▶ **Exercise description**: Scan the entries below and extract each line with the word "lượng" in it.

▶ **Entries shown**:
********
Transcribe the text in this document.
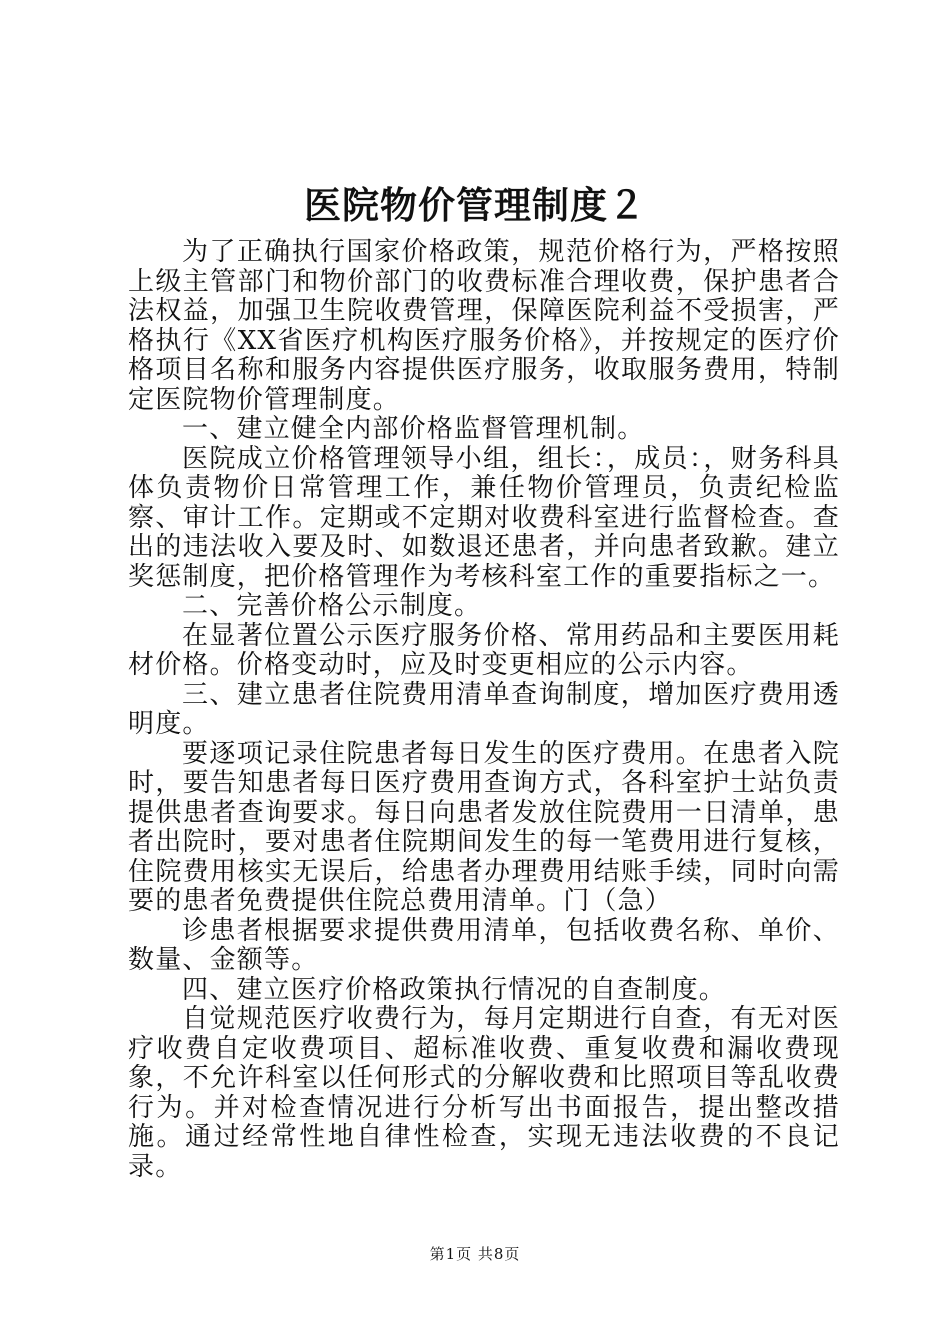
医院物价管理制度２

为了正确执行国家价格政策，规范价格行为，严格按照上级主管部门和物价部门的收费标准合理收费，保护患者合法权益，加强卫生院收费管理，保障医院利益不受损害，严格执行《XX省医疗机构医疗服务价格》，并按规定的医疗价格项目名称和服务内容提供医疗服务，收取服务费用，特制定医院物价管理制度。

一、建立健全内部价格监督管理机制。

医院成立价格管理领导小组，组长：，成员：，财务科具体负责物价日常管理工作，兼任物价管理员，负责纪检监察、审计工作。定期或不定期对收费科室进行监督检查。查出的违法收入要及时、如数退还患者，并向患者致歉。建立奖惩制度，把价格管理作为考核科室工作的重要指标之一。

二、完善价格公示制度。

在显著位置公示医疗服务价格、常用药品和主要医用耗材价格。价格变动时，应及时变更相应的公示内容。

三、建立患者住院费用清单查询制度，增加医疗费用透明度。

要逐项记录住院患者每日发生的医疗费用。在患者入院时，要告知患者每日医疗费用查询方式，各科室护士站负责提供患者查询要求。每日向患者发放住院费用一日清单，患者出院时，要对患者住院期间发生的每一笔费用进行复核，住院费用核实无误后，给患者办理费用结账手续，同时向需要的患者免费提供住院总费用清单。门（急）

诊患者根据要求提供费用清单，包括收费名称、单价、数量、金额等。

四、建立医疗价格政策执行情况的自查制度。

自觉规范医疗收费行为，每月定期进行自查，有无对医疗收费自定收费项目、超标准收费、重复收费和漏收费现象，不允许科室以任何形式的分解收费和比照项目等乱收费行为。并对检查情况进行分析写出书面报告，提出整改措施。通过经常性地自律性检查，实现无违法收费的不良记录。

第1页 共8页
********
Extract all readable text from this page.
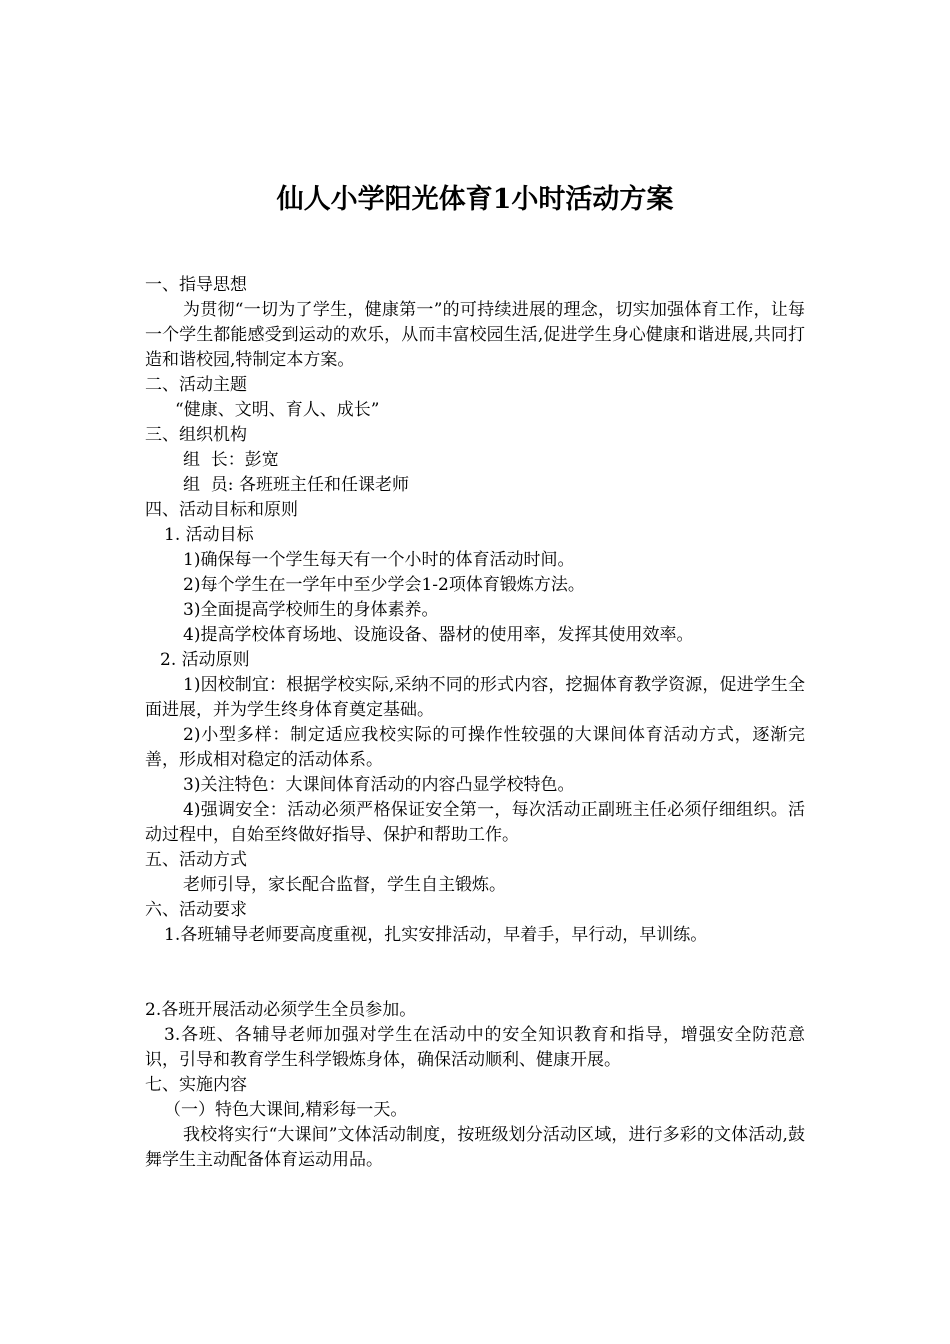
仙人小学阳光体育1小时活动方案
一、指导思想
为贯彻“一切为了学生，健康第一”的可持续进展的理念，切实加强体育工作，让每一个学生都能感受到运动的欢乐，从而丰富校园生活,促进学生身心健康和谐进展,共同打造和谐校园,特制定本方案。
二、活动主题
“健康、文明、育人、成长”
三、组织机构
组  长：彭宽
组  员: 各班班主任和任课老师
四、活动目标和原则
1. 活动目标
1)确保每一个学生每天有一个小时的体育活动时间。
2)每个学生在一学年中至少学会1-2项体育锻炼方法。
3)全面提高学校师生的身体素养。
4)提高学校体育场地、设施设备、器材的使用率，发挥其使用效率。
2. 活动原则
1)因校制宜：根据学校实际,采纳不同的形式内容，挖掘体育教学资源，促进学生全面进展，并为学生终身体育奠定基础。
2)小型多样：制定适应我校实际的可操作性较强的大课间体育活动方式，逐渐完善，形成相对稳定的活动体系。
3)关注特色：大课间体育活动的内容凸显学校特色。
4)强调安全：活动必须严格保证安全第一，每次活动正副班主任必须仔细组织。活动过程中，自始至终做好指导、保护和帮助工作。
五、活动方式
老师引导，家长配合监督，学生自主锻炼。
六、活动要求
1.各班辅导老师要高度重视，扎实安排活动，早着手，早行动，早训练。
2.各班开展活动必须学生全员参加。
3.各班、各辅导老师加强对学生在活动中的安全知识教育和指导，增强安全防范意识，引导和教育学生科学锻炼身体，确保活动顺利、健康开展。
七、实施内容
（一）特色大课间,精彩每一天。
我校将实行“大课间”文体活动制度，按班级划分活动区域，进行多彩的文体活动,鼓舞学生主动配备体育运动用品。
********
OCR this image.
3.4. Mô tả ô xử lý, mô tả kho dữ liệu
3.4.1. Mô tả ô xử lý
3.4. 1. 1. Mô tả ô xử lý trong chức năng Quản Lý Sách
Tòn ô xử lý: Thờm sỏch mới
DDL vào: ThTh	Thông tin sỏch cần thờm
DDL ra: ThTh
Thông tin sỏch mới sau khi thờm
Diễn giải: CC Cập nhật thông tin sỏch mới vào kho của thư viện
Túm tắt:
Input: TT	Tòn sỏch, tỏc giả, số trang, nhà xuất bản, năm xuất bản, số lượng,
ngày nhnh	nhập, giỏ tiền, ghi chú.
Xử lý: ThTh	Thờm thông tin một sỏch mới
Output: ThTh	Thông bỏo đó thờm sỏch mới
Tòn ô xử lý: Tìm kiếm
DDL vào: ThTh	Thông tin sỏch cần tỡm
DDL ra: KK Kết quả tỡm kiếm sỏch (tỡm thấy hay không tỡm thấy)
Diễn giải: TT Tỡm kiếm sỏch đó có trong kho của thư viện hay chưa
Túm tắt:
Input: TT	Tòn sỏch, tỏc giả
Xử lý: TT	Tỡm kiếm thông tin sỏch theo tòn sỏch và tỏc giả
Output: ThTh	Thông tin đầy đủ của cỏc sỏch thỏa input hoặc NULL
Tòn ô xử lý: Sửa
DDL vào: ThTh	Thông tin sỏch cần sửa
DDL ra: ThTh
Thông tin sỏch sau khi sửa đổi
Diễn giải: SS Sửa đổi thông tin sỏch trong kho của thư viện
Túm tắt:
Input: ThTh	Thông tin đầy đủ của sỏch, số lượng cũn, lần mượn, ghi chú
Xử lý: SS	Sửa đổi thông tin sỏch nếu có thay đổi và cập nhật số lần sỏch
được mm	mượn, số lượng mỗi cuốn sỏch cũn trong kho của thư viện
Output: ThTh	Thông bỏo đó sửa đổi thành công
********
▶ **Reply**:
Input: TT	Tòn sỏch, tỏc giả, số trang, nhà xuất bản, năm xuất bản, số lượng,
Input: ThTh	Thông tin đầy đủ của sỏch, số lượng cũn, lần mượn, ghi chú
được mm	mượn, số lượng mỗi cuốn sỏch cũn trong kho của thư viện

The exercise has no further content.